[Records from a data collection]
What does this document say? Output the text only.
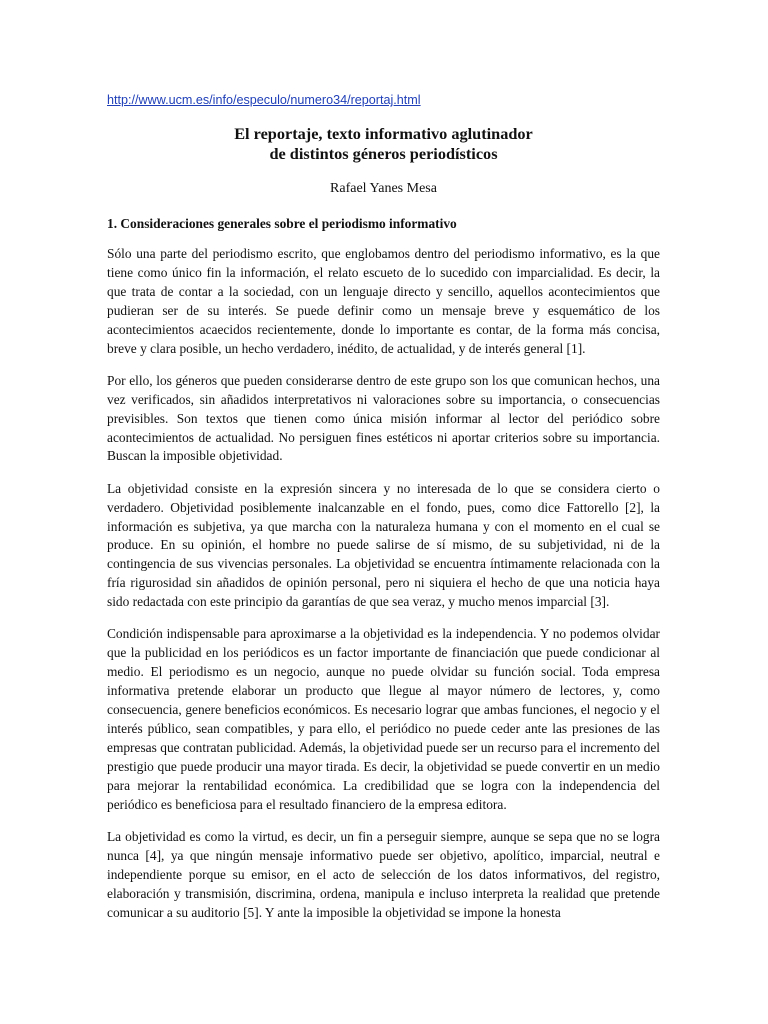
http://www.ucm.es/info/especulo/numero34/reportaj.html
El reportaje, texto informativo aglutinador
de distintos géneros periodísticos
Rafael Yanes Mesa
1. Consideraciones generales sobre el periodismo informativo

Sólo una parte del periodismo escrito, que englobamos dentro del periodismo informativo, es la que tiene como único fin la información, el relato escueto de lo sucedido con imparcialidad. Es decir, la que trata de contar a la sociedad, con un lenguaje directo y sencillo, aquellos acontecimientos que pudieran ser de su interés. Se puede definir como un mensaje breve y esquemático de los acontecimientos acaecidos recientemente, donde lo importante es contar, de la forma más concisa, breve y clara posible, un hecho verdadero, inédito, de actualidad, y de interés general [1].

Por ello, los géneros que pueden considerarse dentro de este grupo son los que comunican hechos, una vez verificados, sin añadidos interpretativos ni valoraciones sobre su importancia, o consecuencias previsibles. Son textos que tienen como única misión informar al lector del periódico sobre acontecimientos de actualidad. No persiguen fines estéticos ni aportar criterios sobre su importancia. Buscan la imposible objetividad.

La objetividad consiste en la expresión sincera y no interesada de lo que se considera cierto o verdadero. Objetividad posiblemente inalcanzable en el fondo, pues, como dice Fattorello [2], la información es subjetiva, ya que marcha con la naturaleza humana y con el momento en el cual se produce. En su opinión, el hombre no puede salirse de sí mismo, de su subjetividad, ni de la contingencia de sus vivencias personales. La objetividad se encuentra íntimamente relacionada con la fría rigurosidad sin añadidos de opinión personal, pero ni siquiera el hecho de que una noticia haya sido redactada con este principio da garantías de que sea veraz, y mucho menos imparcial [3].

Condición indispensable para aproximarse a la objetividad es la independencia. Y no podemos olvidar que la publicidad en los periódicos es un factor importante de financiación que puede condicionar al medio. El periodismo es un negocio, aunque no puede olvidar su función social. Toda empresa informativa pretende elaborar un producto que llegue al mayor número de lectores, y, como consecuencia, genere beneficios económicos. Es necesario lograr que ambas funciones, el negocio y el interés público, sean compatibles, y para ello, el periódico no puede ceder ante las presiones de las empresas que contratan publicidad. Además, la objetividad puede ser un recurso para el incremento del prestigio que puede producir una mayor tirada. Es decir, la objetividad se puede convertir en un medio para mejorar la rentabilidad económica. La credibilidad que se logra con la independencia del periódico es beneficiosa para el resultado financiero de la empresa editora.

La objetividad es como la virtud, es decir, un fin a perseguir siempre, aunque se sepa que no se logra nunca [4], ya que ningún mensaje informativo puede ser objetivo, apolítico, imparcial, neutral e independiente porque su emisor, en el acto de selección de los datos informativos, del registro, elaboración y transmisión, discrimina, ordena, manipula e incluso interpreta la realidad que pretende comunicar a su auditorio [5]. Y ante la imposible la objetividad se impone la honesta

- [Exercise prompt]: Retype all the records shown above, character for character. Omit every picture.

- [Exercise response]:
What does this document say? Output the text only.
http://www.ucm.es/info/especulo/numero34/reportaj.html
El reportaje, texto informativo aglutinador
de distintos géneros periodísticos
Rafael Yanes Mesa
1. Consideraciones generales sobre el periodismo informativo

Sólo una parte del periodismo escrito, que englobamos dentro del periodismo informativo, es la que tiene como único fin la información, el relato escueto de lo sucedido con imparcialidad. Es decir, la que trata de contar a la sociedad, con un lenguaje directo y sencillo, aquellos acontecimientos que pudieran ser de su interés. Se puede definir como un mensaje breve y esquemático de los acontecimientos acaecidos recientemente, donde lo importante es contar, de la forma más concisa, breve y clara posible, un hecho verdadero, inédito, de actualidad, y de interés general [1].

Por ello, los géneros que pueden considerarse dentro de este grupo son los que comunican hechos, una vez verificados, sin añadidos interpretativos ni valoraciones sobre su importancia, o consecuencias previsibles. Son textos que tienen como única misión informar al lector del periódico sobre acontecimientos de actualidad. No persiguen fines estéticos ni aportar criterios sobre su importancia. Buscan la imposible objetividad.

La objetividad consiste en la expresión sincera y no interesada de lo que se considera cierto o verdadero. Objetividad posiblemente inalcanzable en el fondo, pues, como dice Fattorello [2], la información es subjetiva, ya que marcha con la naturaleza humana y con el momento en el cual se produce. En su opinión, el hombre no puede salirse de sí mismo, de su subjetividad, ni de la contingencia de sus vivencias personales. La objetividad se encuentra íntimamente relacionada con la fría rigurosidad sin añadidos de opinión personal, pero ni siquiera el hecho de que una noticia haya sido redactada con este principio da garantías de que sea veraz, y mucho menos imparcial [3].

Condición indispensable para aproximarse a la objetividad es la independencia. Y no podemos olvidar que la publicidad en los periódicos es un factor importante de financiación que puede condicionar al medio. El periodismo es un negocio, aunque no puede olvidar su función social. Toda empresa informativa pretende elaborar un producto que llegue al mayor número de lectores, y, como consecuencia, genere beneficios económicos. Es necesario lograr que ambas funciones, el negocio y el interés público, sean compatibles, y para ello, el periódico no puede ceder ante las presiones de las empresas que contratan publicidad. Además, la objetividad puede ser un recurso para el incremento del prestigio que puede producir una mayor tirada. Es decir, la objetividad se puede convertir en un medio para mejorar la rentabilidad económica. La credibilidad que se logra con la independencia del periódico es beneficiosa para el resultado financiero de la empresa editora.

La objetividad es como la virtud, es decir, un fin a perseguir siempre, aunque se sepa que no se logra nunca [4], ya que ningún mensaje informativo puede ser objetivo, apolítico, imparcial, neutral e independiente porque su emisor, en el acto de selección de los datos informativos, del registro, elaboración y transmisión, discrimina, ordena, manipula e incluso interpreta la realidad que pretende comunicar a su auditorio [5]. Y ante la imposible la objetividad se impone la honesta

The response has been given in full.